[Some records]

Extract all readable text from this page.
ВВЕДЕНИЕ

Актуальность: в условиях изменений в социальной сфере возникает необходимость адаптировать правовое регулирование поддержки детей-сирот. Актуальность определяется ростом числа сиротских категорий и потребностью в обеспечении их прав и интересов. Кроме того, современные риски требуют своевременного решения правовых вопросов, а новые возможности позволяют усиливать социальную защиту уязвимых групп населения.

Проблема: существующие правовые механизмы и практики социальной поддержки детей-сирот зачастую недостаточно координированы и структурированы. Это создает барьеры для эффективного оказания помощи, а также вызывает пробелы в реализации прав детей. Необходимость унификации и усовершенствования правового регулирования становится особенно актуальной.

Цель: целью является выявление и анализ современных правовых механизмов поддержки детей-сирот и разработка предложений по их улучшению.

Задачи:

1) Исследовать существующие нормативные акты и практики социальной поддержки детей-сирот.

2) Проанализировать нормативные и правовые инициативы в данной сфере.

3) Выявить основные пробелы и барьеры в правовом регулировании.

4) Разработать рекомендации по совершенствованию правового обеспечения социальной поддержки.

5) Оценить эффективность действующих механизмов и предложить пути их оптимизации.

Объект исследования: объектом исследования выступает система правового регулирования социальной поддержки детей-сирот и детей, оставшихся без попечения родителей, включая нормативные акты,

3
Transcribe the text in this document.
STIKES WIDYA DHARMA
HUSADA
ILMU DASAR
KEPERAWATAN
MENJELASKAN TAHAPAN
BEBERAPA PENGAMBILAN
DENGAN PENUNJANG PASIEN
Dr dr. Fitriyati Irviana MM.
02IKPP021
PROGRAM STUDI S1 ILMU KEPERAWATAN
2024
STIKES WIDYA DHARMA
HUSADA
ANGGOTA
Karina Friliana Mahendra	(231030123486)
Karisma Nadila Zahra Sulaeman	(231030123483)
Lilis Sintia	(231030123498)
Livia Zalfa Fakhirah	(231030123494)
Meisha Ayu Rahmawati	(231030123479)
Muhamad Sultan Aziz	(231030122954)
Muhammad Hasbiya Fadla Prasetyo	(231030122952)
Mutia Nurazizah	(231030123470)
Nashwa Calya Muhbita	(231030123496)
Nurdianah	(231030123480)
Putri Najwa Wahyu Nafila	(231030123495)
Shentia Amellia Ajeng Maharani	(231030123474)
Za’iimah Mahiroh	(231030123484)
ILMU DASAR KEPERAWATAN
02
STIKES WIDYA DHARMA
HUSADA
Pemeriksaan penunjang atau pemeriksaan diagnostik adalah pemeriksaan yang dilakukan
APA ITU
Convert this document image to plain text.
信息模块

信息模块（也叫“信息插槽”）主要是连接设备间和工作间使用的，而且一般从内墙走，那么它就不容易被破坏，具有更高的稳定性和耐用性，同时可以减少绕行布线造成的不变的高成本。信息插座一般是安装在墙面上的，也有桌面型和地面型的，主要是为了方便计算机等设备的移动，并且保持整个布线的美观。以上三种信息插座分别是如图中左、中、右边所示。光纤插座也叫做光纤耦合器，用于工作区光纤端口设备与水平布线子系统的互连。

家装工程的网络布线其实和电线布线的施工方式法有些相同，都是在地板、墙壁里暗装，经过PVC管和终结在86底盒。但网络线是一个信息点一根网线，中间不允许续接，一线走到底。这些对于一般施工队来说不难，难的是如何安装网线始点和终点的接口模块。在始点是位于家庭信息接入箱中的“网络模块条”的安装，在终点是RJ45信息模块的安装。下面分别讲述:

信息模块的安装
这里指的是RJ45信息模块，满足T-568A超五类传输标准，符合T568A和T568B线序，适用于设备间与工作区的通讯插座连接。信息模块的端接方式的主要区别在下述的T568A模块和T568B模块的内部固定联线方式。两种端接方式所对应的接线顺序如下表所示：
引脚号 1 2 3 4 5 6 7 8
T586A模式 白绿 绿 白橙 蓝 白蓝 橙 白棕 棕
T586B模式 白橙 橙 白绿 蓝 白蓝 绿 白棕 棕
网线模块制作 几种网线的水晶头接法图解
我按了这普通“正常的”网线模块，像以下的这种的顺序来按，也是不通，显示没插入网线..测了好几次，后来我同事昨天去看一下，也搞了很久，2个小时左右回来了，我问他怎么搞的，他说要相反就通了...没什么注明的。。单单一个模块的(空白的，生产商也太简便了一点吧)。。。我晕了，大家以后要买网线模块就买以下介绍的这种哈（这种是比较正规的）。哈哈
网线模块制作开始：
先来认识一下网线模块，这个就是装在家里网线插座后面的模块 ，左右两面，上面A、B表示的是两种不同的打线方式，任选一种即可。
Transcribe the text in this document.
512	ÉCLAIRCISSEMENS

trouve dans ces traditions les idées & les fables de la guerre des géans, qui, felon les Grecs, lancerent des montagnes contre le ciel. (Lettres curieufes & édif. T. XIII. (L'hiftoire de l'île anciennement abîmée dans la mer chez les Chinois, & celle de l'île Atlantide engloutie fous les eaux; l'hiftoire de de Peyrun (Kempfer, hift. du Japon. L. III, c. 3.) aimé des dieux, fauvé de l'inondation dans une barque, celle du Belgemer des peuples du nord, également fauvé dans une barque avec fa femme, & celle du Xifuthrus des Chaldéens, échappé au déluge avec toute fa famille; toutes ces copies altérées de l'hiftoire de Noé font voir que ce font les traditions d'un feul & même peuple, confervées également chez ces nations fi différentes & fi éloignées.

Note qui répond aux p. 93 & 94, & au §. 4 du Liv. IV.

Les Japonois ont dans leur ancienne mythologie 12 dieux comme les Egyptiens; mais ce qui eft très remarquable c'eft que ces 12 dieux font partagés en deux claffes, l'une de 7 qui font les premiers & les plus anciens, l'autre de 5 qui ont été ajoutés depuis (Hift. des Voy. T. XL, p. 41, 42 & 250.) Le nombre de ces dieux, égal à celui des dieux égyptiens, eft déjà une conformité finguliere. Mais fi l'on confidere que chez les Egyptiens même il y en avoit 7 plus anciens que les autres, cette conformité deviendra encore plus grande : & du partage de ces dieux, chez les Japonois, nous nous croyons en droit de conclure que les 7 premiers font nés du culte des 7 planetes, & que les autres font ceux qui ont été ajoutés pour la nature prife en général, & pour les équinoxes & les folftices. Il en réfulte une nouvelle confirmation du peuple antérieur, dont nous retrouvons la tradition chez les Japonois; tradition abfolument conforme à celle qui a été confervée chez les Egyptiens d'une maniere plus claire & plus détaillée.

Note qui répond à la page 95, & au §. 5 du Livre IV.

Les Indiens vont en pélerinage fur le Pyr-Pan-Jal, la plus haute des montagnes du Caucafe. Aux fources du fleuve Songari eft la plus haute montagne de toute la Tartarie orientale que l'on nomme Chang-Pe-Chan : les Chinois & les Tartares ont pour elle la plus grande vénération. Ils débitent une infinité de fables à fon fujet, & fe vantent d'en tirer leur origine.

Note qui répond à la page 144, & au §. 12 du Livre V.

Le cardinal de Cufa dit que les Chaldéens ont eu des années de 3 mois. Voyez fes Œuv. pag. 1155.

-- TASK TO COMPLETE --
Each of the records should be retyped exactly.

-- REPLY TO THE EXERCISE --
Extract all readable text from this page.
ВВЕДЕНИЕ

Актуальность: в условиях изменений в социальной сфере возникает необходимость адаптировать правовое регулирование поддержки детей-сирот. Актуальность определяется ростом числа сиротских категорий и потребностью в обеспечении их прав и интересов. Кроме того, современные риски требуют своевременного решения правовых вопросов, а новые возможности позволяют усиливать социальную защиту уязвимых групп населения.

Проблема: существующие правовые механизмы и практики социальной поддержки детей-сирот зачастую недостаточно координированы и структурированы. Это создает барьеры для эффективного оказания помощи, а также вызывает пробелы в реализации прав детей. Необходимость унификации и усовершенствования правового регулирования становится особенно актуальной.

Цель: целью является выявление и анализ современных правовых механизмов поддержки детей-сирот и разработка предложений по их улучшению.

Задачи:

1) Исследовать существующие нормативные акты и практики социальной поддержки детей-сирот.

2) Проанализировать нормативные и правовые инициативы в данной сфере.

3) Выявить основные пробелы и барьеры в правовом регулировании.

4) Разработать рекомендации по совершенствованию правового обеспечения социальной поддержки.

5) Оценить эффективность действующих механизмов и предложить пути их оптимизации.

Объект исследования: объектом исследования выступает система правового регулирования социальной поддержки детей-сирот и детей, оставшихся без попечения родителей, включая нормативные акты,

3
Transcribe the text in this document.
STIKES WIDYA DHARMA
HUSADA
ILMU DASAR
KEPERAWATAN
MENJELASKAN TAHAPAN
BEBERAPA PENGAMBILAN
DENGAN PENUNJANG PASIEN
Dr dr. Fitriyati Irviana MM.
02IKPP021
PROGRAM STUDI S1 ILMU KEPERAWATAN
2024
STIKES WIDYA DHARMA
HUSADA
ANGGOTA
Karina Friliana Mahendra	(231030123486)
Karisma Nadila Zahra Sulaeman	(231030123483)
Lilis Sintia	(231030123498)
Livia Zalfa Fakhirah	(231030123494)
Meisha Ayu Rahmawati	(231030123479)
Muhamad Sultan Aziz	(231030122954)
Muhammad Hasbiya Fadla Prasetyo	(231030122952)
Mutia Nurazizah	(231030123470)
Nashwa Calya Muhbita	(231030123496)
Nurdianah	(231030123480)
Putri Najwa Wahyu Nafila	(231030123495)
Shentia Amellia Ajeng Maharani	(231030123474)
Za’iimah Mahiroh	(231030123484)
ILMU DASAR KEPERAWATAN
02
STIKES WIDYA DHARMA
HUSADA
Pemeriksaan penunjang atau pemeriksaan diagnostik adalah pemeriksaan yang dilakukan
APA ITU
Convert this document image to plain text.
信息模块

信息模块（也叫“信息插槽”）主要是连接设备间和工作间使用的，而且一般从内墙走，那么它就不容易被破坏，具有更高的稳定性和耐用性，同时可以减少绕行布线造成的不变的高成本。信息插座一般是安装在墙面上的，也有桌面型和地面型的，主要是为了方便计算机等设备的移动，并且保持整个布线的美观。以上三种信息插座分别是如图中左、中、右边所示。光纤插座也叫做光纤耦合器，用于工作区光纤端口设备与水平布线子系统的互连。

家装工程的网络布线其实和电线布线的施工方式法有些相同，都是在地板、墙壁里暗装，经过PVC管和终结在86底盒。但网络线是一个信息点一根网线，中间不允许续接，一线走到底。这些对于一般施工队来说不难，难的是如何安装网线始点和终点的接口模块。在始点是位于家庭信息接入箱中的“网络模块条”的安装，在终点是RJ45信息模块的安装。下面分别讲述:

信息模块的安装
这里指的是RJ45信息模块，满足T-568A超五类传输标准，符合T568A和T568B线序，适用于设备间与工作区的通讯插座连接。信息模块的端接方式的主要区别在下述的T568A模块和T568B模块的内部固定联线方式。两种端接方式所对应的接线顺序如下表所示：
引脚号 1 2 3 4 5 6 7 8
T586A模式 白绿 绿 白橙 蓝 白蓝 橙 白棕 棕
T586B模式 白橙 橙 白绿 蓝 白蓝 绿 白棕 棕
网线模块制作 几种网线的水晶头接法图解
我按了这普通“正常的”网线模块，像以下的这种的顺序来按，也是不通，显示没插入网线..测了好几次，后来我同事昨天去看一下，也搞了很久，2个小时左右回来了，我问他怎么搞的，他说要相反就通了...没什么注明的。。单单一个模块的(空白的，生产商也太简便了一点吧)。。。我晕了，大家以后要买网线模块就买以下介绍的这种哈（这种是比较正规的）。哈哈
网线模块制作开始：
先来认识一下网线模块，这个就是装在家里网线插座后面的模块 ，左右两面，上面A、B表示的是两种不同的打线方式，任选一种即可。
Transcribe the text in this document.
512	ÉCLAIRCISSEMENS

trouve dans ces traditions les idées & les fables de la guerre des géans, qui, felon les Grecs, lancerent des montagnes contre le ciel. (Lettres curieufes & édif. T. XIII. (L'hiftoire de l'île anciennement abîmée dans la mer chez les Chinois, & celle de l'île Atlantide engloutie fous les eaux; l'hiftoire de de Peyrun (Kempfer, hift. du Japon. L. III, c. 3.) aimé des dieux, fauvé de l'inondation dans une barque, celle du Belgemer des peuples du nord, également fauvé dans une barque avec fa femme, & celle du Xifuthrus des Chaldéens, échappé au déluge avec toute fa famille; toutes ces copies altérées de l'hiftoire de Noé font voir que ce font les traditions d'un feul & même peuple, confervées également chez ces nations fi différentes & fi éloignées.

Note qui répond aux p. 93 & 94, & au §. 4 du Liv. IV.

Les Japonois ont dans leur ancienne mythologie 12 dieux comme les Egyptiens; mais ce qui eft très remarquable c'eft que ces 12 dieux font partagés en deux claffes, l'une de 7 qui font les premiers & les plus anciens, l'autre de 5 qui ont été ajoutés depuis (Hift. des Voy. T. XL, p. 41, 42 & 250.) Le nombre de ces dieux, égal à celui des dieux égyptiens, eft déjà une conformité finguliere. Mais fi l'on confidere que chez les Egyptiens même il y en avoit 7 plus anciens que les autres, cette conformité deviendra encore plus grande : & du partage de ces dieux, chez les Japonois, nous nous croyons en droit de conclure que les 7 premiers font nés du culte des 7 planetes, & que les autres font ceux qui ont été ajoutés pour la nature prife en général, & pour les équinoxes & les folftices. Il en réfulte une nouvelle confirmation du peuple antérieur, dont nous retrouvons la tradition chez les Japonois; tradition abfolument conforme à celle qui a été confervée chez les Egyptiens d'une maniere plus claire & plus détaillée.

Note qui répond à la page 95, & au §. 5 du Livre IV.

Les Indiens vont en pélerinage fur le Pyr-Pan-Jal, la plus haute des montagnes du Caucafe. Aux fources du fleuve Songari eft la plus haute montagne de toute la Tartarie orientale que l'on nomme Chang-Pe-Chan : les Chinois & les Tartares ont pour elle la plus grande vénération. Ils débitent une infinité de fables à fon fujet, & fe vantent d'en tirer leur origine.

Note qui répond à la page 144, & au §. 12 du Livre V.

Le cardinal de Cufa dit que les Chaldéens ont eu des années de 3 mois. Voyez fes Œuv. pag. 1155.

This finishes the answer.